■ Description of the task
Count, in the entries, the lines with "shortcut". Answer with the number only.

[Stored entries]
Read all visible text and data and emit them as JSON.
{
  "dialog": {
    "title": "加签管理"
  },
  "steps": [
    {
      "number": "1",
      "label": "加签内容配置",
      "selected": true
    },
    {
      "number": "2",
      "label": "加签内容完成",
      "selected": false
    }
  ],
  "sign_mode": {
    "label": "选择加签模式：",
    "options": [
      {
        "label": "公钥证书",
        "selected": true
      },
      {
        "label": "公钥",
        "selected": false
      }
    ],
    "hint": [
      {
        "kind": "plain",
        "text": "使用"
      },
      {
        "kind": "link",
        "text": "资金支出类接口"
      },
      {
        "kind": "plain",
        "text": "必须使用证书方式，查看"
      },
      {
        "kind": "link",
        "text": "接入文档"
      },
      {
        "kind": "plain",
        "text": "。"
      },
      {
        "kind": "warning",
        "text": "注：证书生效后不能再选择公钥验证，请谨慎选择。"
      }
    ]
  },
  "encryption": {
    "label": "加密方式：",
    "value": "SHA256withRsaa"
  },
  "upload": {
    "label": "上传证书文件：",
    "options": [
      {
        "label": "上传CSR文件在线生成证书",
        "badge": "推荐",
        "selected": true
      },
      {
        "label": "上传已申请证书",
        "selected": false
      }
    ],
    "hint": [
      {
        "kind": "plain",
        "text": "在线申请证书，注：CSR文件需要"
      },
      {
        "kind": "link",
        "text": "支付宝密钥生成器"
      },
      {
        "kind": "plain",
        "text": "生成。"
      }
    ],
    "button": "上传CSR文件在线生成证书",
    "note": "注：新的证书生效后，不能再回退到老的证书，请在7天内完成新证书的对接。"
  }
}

* * *

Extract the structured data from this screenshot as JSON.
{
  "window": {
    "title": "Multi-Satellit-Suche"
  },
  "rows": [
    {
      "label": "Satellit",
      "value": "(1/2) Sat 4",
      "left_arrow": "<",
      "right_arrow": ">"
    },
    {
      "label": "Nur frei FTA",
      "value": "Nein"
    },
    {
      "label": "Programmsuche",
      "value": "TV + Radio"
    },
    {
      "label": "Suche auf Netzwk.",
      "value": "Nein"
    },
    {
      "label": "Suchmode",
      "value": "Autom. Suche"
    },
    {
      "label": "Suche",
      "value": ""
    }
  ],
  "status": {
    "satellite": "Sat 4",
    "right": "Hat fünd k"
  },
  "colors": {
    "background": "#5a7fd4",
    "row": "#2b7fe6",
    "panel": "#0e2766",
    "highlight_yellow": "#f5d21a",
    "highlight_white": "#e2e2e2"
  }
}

--

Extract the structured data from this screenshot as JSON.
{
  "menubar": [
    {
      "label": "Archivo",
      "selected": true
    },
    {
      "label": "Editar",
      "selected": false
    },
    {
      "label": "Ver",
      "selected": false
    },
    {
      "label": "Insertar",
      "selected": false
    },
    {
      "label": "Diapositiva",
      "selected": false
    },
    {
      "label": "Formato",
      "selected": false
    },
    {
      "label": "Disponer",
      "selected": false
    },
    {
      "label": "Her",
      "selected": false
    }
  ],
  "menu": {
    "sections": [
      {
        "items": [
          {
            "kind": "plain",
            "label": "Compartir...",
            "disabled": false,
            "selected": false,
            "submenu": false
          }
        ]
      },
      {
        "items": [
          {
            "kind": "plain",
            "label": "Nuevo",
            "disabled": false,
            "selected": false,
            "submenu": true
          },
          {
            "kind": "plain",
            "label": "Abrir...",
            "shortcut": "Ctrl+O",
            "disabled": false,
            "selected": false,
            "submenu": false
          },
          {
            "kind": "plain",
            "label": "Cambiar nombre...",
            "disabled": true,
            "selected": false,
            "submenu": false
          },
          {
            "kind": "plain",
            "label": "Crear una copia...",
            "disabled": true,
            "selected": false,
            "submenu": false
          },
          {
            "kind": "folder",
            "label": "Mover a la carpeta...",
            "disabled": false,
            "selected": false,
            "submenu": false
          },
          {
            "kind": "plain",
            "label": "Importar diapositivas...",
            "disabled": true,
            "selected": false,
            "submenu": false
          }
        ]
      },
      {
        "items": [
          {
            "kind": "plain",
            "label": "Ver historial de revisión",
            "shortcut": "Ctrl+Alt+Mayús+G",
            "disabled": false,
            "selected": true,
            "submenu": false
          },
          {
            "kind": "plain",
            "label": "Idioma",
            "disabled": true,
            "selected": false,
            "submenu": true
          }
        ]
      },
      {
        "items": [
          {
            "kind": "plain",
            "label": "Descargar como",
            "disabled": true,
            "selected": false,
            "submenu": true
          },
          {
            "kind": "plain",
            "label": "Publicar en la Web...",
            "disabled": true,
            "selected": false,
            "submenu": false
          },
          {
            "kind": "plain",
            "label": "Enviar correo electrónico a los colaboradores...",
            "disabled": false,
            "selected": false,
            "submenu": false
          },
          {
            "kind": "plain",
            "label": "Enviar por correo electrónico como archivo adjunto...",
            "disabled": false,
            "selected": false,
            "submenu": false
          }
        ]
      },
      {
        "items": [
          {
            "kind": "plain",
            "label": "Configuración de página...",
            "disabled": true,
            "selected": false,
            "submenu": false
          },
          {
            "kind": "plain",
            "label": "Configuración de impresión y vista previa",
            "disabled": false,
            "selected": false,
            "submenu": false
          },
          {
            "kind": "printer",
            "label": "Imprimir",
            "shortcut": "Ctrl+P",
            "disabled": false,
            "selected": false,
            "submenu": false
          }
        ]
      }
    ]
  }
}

■ Final result
3